Directions for this task
Output all the material that follows, exactly as given.

start

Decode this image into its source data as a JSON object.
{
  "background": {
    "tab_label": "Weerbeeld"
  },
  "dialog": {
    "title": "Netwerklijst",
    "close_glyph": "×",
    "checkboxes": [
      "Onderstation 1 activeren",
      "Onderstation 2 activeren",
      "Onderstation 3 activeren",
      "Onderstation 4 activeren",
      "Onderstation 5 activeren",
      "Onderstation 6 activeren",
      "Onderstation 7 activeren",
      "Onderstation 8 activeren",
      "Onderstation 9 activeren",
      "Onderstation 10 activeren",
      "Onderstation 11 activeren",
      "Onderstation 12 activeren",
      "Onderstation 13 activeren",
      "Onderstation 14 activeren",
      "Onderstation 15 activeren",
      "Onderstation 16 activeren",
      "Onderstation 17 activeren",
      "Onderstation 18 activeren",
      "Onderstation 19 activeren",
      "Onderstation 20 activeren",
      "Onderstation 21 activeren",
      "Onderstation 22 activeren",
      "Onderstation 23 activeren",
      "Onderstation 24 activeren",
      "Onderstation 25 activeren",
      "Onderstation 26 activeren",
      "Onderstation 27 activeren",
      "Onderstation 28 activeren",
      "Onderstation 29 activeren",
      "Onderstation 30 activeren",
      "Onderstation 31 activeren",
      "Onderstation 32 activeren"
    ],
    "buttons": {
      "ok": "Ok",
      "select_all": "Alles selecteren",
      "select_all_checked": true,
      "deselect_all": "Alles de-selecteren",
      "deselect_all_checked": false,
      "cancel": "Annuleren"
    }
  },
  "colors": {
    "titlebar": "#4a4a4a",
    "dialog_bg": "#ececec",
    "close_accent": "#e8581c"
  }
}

end

Solution below
Decode this image into its source data as a JSON object.
{
  "background": {
    "tab_label": "Weerbeeld"
  },
  "dialog": {
    "title": "Netwerklijst",
    "close_glyph": "×",
    "checkboxes": [
      "Onderstation 1 activeren",
      "Onderstation 2 activeren",
      "Onderstation 3 activeren",
      "Onderstation 4 activeren",
      "Onderstation 5 activeren",
      "Onderstation 6 activeren",
      "Onderstation 7 activeren",
      "Onderstation 8 activeren",
      "Onderstation 9 activeren",
      "Onderstation 10 activeren",
      "Onderstation 11 activeren",
      "Onderstation 12 activeren",
      "Onderstation 13 activeren",
      "Onderstation 14 activeren",
      "Onderstation 15 activeren",
      "Onderstation 16 activeren",
      "Onderstation 17 activeren",
      "Onderstation 18 activeren",
      "Onderstation 19 activeren",
      "Onderstation 20 activeren",
      "Onderstation 21 activeren",
      "Onderstation 22 activeren",
      "Onderstation 23 activeren",
      "Onderstation 24 activeren",
      "Onderstation 25 activeren",
      "Onderstation 26 activeren",
      "Onderstation 27 activeren",
      "Onderstation 28 activeren",
      "Onderstation 29 activeren",
      "Onderstation 30 activeren",
      "Onderstation 31 activeren",
      "Onderstation 32 activeren"
    ],
    "buttons": {
      "ok": "Ok",
      "select_all": "Alles selecteren",
      "select_all_checked": true,
      "deselect_all": "Alles de-selecteren",
      "deselect_all_checked": false,
      "cancel": "Annuleren"
    }
  },
  "colors": {
    "titlebar": "#4a4a4a",
    "dialog_bg": "#ececec",
    "close_accent": "#e8581c"
  }
}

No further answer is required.